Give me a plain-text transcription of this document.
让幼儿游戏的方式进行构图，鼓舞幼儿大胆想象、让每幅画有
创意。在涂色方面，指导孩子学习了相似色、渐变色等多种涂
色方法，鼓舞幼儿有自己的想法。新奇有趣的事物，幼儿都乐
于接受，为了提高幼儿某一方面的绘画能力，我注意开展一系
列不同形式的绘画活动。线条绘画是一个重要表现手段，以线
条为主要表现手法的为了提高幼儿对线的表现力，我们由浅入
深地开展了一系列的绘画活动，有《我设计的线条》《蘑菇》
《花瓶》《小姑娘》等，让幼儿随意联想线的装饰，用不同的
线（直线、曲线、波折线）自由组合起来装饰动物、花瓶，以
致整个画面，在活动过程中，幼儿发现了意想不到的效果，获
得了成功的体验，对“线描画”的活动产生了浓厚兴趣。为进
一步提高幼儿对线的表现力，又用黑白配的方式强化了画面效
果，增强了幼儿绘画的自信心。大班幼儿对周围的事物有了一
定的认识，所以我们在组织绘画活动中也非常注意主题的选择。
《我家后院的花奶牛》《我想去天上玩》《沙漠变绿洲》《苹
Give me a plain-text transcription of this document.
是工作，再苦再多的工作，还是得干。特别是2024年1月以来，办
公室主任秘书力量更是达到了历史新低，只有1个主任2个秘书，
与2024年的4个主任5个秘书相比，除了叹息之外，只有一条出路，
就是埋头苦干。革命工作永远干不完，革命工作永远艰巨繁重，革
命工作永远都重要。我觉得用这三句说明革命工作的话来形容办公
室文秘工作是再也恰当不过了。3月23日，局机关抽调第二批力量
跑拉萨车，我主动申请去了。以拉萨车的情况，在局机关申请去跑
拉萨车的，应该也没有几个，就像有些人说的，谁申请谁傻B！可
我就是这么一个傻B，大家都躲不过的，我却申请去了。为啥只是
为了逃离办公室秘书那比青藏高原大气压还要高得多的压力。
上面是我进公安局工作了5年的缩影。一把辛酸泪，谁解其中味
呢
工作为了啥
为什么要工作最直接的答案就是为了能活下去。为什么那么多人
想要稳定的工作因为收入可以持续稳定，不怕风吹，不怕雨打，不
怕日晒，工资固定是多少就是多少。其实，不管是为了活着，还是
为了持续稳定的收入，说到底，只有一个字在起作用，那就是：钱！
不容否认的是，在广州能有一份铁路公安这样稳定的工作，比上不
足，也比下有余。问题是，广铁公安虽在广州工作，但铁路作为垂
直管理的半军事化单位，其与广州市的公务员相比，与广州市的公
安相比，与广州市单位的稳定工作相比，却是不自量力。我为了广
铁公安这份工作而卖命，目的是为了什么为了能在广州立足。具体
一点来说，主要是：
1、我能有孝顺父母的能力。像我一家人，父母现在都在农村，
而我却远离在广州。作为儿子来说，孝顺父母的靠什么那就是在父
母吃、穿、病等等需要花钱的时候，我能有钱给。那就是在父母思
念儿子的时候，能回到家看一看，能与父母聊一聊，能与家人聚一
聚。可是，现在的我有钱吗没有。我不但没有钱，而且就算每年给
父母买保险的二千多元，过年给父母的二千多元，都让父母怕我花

——————————

**Stated exercise**
Extract every entry above as it appears.

**Response for this exercise**
Give me a plain-text transcription of this document.
让幼儿游戏的方式进行构图，鼓舞幼儿大胆想象、让每幅画有
创意。在涂色方面，指导孩子学习了相似色、渐变色等多种涂
色方法，鼓舞幼儿有自己的想法。新奇有趣的事物，幼儿都乐
于接受，为了提高幼儿某一方面的绘画能力，我注意开展一系
列不同形式的绘画活动。线条绘画是一个重要表现手段，以线
条为主要表现手法的为了提高幼儿对线的表现力，我们由浅入
深地开展了一系列的绘画活动，有《我设计的线条》《蘑菇》
《花瓶》《小姑娘》等，让幼儿随意联想线的装饰，用不同的
线（直线、曲线、波折线）自由组合起来装饰动物、花瓶，以
致整个画面，在活动过程中，幼儿发现了意想不到的效果，获
得了成功的体验，对“线描画”的活动产生了浓厚兴趣。为进
一步提高幼儿对线的表现力，又用黑白配的方式强化了画面效
果，增强了幼儿绘画的自信心。大班幼儿对周围的事物有了一
定的认识，所以我们在组织绘画活动中也非常注意主题的选择。
《我家后院的花奶牛》《我想去天上玩》《沙漠变绿洲》《苹
Give me a plain-text transcription of this document.
是工作，再苦再多的工作，还是得干。特别是2024年1月以来，办
公室主任秘书力量更是达到了历史新低，只有1个主任2个秘书，
与2024年的4个主任5个秘书相比，除了叹息之外，只有一条出路，
就是埋头苦干。革命工作永远干不完，革命工作永远艰巨繁重，革
命工作永远都重要。我觉得用这三句说明革命工作的话来形容办公
室文秘工作是再也恰当不过了。3月23日，局机关抽调第二批力量
跑拉萨车，我主动申请去了。以拉萨车的情况，在局机关申请去跑
拉萨车的，应该也没有几个，就像有些人说的，谁申请谁傻B！可
我就是这么一个傻B，大家都躲不过的，我却申请去了。为啥只是
为了逃离办公室秘书那比青藏高原大气压还要高得多的压力。
上面是我进公安局工作了5年的缩影。一把辛酸泪，谁解其中味
呢
工作为了啥
为什么要工作最直接的答案就是为了能活下去。为什么那么多人
想要稳定的工作因为收入可以持续稳定，不怕风吹，不怕雨打，不
怕日晒，工资固定是多少就是多少。其实，不管是为了活着，还是
为了持续稳定的收入，说到底，只有一个字在起作用，那就是：钱！
不容否认的是，在广州能有一份铁路公安这样稳定的工作，比上不
足，也比下有余。问题是，广铁公安虽在广州工作，但铁路作为垂
直管理的半军事化单位，其与广州市的公务员相比，与广州市的公
安相比，与广州市单位的稳定工作相比，却是不自量力。我为了广
铁公安这份工作而卖命，目的是为了什么为了能在广州立足。具体
一点来说，主要是：
1、我能有孝顺父母的能力。像我一家人，父母现在都在农村，
而我却远离在广州。作为儿子来说，孝顺父母的靠什么那就是在父
母吃、穿、病等等需要花钱的时候，我能有钱给。那就是在父母思
念儿子的时候，能回到家看一看，能与父母聊一聊，能与家人聚一
聚。可是，现在的我有钱吗没有。我不但没有钱，而且就算每年给
父母买保险的二千多元，过年给父母的二千多元，都让父母怕我花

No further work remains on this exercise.